= Problem statement =
Tally the lines that include "Coloque". Output the number only.

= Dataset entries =
::::

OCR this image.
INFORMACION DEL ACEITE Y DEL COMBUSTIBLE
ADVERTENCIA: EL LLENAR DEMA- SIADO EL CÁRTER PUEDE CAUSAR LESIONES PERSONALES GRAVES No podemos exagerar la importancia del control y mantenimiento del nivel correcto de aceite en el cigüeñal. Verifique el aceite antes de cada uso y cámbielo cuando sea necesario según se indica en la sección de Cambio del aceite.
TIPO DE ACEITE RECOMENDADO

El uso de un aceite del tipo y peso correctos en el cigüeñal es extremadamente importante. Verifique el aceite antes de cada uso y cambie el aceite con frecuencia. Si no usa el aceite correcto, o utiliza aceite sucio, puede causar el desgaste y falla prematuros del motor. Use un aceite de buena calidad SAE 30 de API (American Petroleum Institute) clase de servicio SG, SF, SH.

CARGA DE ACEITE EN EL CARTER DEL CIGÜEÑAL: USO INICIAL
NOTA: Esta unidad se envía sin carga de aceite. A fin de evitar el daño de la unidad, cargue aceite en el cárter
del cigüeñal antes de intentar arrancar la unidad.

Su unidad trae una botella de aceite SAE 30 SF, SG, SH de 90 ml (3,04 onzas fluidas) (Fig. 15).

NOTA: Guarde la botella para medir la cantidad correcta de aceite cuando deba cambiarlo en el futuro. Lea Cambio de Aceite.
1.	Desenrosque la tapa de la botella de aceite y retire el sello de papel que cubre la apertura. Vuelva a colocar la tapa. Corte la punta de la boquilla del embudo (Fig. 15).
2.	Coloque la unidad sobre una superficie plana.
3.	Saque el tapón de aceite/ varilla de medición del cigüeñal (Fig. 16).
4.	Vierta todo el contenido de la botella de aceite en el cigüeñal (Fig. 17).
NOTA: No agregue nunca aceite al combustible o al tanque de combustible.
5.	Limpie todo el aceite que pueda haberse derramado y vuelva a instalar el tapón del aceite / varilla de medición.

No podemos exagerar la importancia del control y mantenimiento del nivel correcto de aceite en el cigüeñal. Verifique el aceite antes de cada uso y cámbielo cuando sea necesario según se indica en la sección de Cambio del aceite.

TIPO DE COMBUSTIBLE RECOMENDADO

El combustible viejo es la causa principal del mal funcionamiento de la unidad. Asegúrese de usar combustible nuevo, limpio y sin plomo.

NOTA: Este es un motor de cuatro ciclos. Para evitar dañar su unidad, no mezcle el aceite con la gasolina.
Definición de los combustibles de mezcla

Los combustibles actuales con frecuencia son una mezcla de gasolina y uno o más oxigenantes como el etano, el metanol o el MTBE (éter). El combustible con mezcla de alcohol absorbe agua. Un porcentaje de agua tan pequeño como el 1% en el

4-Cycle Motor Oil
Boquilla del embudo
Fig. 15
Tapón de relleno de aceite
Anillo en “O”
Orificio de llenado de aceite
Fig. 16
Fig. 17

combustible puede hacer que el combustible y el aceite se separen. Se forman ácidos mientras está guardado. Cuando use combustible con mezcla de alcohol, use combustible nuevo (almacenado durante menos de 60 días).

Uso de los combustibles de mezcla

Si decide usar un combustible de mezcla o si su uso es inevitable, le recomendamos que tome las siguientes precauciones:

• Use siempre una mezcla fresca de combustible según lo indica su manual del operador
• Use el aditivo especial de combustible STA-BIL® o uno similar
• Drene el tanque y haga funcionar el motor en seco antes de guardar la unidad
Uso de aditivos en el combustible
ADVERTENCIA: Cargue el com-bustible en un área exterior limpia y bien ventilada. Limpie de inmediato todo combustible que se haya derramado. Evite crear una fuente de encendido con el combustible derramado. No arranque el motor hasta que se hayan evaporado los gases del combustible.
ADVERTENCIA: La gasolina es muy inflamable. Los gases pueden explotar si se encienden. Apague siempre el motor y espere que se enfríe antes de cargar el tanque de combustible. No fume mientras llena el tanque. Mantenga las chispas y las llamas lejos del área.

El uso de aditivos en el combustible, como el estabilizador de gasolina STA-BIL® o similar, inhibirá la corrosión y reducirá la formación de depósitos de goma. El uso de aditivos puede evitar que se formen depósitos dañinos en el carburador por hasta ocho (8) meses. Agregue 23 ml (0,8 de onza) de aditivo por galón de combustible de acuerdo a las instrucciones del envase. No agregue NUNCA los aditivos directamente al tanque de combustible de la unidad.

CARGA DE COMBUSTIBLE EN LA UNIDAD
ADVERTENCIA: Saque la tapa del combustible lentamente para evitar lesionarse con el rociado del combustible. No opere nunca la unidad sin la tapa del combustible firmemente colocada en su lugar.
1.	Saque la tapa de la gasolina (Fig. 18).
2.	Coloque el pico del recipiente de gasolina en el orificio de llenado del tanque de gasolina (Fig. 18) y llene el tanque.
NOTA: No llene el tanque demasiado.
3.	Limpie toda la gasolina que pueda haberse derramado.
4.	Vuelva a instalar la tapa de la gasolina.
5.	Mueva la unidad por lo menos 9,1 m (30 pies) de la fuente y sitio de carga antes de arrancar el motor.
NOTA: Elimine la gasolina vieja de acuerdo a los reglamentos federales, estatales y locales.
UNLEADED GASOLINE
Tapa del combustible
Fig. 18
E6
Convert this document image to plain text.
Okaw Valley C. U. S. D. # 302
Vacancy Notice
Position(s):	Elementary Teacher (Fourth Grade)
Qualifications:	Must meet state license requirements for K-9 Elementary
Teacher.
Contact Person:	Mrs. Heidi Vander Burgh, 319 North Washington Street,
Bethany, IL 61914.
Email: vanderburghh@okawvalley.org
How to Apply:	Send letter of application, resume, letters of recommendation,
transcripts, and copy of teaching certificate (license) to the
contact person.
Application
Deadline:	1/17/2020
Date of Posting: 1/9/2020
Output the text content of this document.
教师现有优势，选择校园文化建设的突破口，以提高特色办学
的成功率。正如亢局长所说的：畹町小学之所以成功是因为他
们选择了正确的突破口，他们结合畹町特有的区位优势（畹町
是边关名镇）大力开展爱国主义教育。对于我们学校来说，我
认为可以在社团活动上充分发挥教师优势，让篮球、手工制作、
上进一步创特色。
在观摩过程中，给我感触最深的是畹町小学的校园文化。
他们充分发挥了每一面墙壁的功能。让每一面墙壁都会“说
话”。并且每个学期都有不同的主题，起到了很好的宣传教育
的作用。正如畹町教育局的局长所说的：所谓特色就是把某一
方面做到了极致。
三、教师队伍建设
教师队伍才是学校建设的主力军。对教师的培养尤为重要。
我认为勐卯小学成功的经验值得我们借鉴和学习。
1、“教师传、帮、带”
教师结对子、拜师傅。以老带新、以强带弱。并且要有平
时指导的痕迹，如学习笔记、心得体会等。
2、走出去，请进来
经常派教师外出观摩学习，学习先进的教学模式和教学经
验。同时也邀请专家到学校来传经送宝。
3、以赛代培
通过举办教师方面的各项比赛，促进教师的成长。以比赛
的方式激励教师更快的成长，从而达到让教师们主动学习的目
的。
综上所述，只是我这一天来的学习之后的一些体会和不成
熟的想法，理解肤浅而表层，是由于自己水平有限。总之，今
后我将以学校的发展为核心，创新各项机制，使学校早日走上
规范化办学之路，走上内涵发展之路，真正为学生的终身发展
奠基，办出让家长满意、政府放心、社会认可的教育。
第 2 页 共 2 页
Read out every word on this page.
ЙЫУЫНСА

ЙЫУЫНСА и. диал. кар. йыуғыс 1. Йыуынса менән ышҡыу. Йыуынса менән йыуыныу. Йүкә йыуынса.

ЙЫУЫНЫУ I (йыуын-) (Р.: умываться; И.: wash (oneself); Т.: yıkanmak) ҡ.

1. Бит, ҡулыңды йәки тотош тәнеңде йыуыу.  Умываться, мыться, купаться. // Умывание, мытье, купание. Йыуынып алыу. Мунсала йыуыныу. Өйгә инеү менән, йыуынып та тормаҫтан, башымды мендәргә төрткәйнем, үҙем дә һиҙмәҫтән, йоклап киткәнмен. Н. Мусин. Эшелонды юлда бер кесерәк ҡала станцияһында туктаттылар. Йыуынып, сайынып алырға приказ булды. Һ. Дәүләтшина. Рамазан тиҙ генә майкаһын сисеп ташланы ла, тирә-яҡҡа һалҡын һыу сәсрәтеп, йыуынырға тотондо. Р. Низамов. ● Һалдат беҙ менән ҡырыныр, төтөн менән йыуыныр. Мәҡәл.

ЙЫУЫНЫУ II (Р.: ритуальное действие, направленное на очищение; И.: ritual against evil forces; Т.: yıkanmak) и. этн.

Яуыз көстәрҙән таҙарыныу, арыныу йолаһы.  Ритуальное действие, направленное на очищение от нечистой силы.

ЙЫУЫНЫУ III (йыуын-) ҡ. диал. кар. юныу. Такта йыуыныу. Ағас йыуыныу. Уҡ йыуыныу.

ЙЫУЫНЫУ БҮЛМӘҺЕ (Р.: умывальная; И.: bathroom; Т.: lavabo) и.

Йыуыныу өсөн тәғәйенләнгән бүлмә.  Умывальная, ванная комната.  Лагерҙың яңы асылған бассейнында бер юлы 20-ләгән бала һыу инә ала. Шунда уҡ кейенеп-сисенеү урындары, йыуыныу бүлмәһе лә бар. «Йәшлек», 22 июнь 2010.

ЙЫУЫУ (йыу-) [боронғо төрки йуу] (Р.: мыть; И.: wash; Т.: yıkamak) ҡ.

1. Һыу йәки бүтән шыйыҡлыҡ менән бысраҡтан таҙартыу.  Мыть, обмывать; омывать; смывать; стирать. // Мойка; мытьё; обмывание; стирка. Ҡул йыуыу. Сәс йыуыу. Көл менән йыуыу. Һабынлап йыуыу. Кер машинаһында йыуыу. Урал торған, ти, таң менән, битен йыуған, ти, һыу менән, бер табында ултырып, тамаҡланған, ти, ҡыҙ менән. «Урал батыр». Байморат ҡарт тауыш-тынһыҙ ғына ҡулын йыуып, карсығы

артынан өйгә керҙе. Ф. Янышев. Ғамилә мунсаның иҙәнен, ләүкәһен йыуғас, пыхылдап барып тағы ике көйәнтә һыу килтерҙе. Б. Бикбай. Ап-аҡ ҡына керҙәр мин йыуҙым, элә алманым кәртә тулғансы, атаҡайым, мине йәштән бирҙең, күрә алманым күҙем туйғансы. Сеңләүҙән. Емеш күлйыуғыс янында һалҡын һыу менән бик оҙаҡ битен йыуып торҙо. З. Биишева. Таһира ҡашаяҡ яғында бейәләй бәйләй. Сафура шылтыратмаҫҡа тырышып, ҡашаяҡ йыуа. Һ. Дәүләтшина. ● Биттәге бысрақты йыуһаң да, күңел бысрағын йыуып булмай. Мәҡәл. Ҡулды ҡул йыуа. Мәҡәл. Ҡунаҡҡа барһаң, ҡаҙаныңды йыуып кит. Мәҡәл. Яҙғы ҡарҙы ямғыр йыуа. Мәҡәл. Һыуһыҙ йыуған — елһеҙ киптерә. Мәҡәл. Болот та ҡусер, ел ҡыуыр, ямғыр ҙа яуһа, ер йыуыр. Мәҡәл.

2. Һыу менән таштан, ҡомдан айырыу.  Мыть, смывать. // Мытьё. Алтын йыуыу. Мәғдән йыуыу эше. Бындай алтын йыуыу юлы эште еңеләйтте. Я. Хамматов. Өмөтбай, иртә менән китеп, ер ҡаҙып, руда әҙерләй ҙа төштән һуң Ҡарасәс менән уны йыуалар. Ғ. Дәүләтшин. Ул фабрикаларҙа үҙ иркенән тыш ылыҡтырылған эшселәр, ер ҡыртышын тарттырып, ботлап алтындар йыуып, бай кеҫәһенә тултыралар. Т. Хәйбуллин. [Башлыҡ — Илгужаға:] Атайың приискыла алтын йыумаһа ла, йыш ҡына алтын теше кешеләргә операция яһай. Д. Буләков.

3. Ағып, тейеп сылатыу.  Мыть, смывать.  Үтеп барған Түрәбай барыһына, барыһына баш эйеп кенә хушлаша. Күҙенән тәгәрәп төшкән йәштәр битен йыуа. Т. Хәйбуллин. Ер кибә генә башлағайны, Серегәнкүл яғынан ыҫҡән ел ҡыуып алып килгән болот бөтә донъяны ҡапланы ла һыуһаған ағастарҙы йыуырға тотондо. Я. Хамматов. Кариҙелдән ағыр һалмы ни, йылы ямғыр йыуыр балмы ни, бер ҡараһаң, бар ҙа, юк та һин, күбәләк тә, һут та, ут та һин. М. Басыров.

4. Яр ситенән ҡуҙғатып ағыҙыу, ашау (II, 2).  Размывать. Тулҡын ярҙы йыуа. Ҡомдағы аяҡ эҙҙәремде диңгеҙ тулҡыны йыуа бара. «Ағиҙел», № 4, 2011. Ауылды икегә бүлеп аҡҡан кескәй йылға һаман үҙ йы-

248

::::

= Result of this exercise =
2